> The task
Locate each line with the string "Variété" in the listing below and copy it.

-- -- --

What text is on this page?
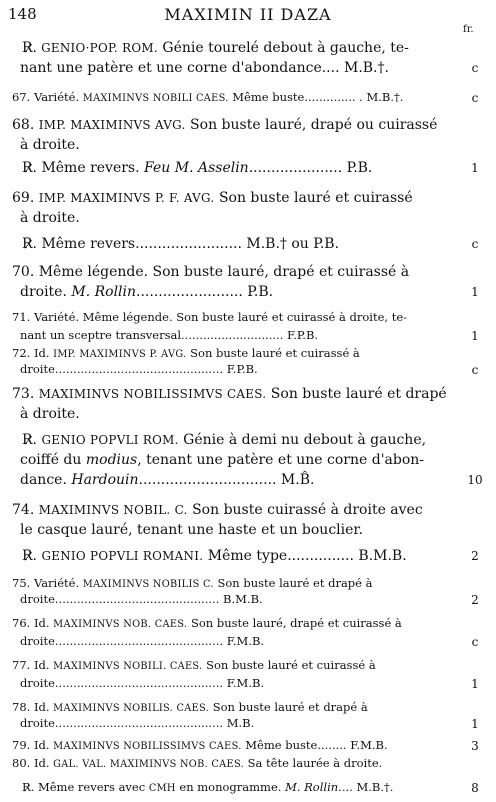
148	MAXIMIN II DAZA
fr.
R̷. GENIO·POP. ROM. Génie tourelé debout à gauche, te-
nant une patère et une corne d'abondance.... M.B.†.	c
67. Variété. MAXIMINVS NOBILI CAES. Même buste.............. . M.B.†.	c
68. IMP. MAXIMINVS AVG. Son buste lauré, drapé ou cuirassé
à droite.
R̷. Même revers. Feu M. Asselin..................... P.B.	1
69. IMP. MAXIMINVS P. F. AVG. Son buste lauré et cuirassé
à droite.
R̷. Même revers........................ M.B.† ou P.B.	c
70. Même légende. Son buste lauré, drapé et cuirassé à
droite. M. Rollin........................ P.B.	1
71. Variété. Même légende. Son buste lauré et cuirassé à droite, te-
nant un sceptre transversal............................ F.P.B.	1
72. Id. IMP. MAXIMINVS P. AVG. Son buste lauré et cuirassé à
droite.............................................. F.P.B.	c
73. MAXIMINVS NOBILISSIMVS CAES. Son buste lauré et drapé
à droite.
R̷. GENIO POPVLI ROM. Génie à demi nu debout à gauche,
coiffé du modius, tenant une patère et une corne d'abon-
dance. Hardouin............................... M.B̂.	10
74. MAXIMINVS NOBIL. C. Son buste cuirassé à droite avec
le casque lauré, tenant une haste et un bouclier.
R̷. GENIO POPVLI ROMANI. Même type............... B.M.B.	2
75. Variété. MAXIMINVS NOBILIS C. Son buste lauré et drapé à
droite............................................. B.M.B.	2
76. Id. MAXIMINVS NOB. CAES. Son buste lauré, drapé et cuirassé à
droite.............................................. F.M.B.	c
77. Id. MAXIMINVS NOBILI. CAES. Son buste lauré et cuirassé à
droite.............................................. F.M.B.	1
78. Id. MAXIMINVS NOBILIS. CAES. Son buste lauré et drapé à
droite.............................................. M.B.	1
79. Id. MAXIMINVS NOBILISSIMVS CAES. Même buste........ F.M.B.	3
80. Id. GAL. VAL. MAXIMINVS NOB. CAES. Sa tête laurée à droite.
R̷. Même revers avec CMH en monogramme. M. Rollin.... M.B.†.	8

-- -- --

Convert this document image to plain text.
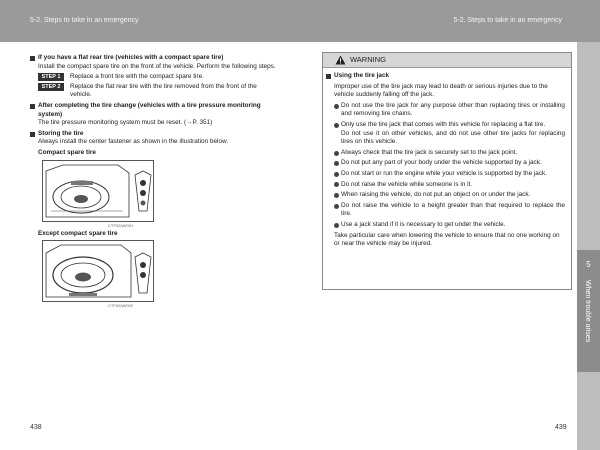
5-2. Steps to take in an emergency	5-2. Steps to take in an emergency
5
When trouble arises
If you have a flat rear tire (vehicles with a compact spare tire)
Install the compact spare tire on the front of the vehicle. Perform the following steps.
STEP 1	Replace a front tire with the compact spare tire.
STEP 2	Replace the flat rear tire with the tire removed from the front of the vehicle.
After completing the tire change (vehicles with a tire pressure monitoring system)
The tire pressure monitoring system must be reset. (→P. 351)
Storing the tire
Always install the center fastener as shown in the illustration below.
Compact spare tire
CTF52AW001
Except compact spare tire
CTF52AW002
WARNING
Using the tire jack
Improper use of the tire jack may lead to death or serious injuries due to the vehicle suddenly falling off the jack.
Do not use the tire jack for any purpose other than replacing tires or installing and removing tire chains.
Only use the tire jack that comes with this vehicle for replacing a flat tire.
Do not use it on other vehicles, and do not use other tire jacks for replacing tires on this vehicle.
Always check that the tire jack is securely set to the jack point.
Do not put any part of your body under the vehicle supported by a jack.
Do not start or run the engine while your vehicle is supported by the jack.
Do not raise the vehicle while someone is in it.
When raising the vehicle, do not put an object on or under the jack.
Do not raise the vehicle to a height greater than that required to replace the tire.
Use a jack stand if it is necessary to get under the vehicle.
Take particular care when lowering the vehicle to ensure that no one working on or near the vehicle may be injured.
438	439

-- -- --

> Exercise output
67. Variété. MAXIMINVS NOBILI CAES. Même buste.............. . M.B.†.	c
71. Variété. Même légende. Son buste lauré et cuirassé à droite, te-
75. Variété. MAXIMINVS NOBILIS C. Son buste lauré et drapé à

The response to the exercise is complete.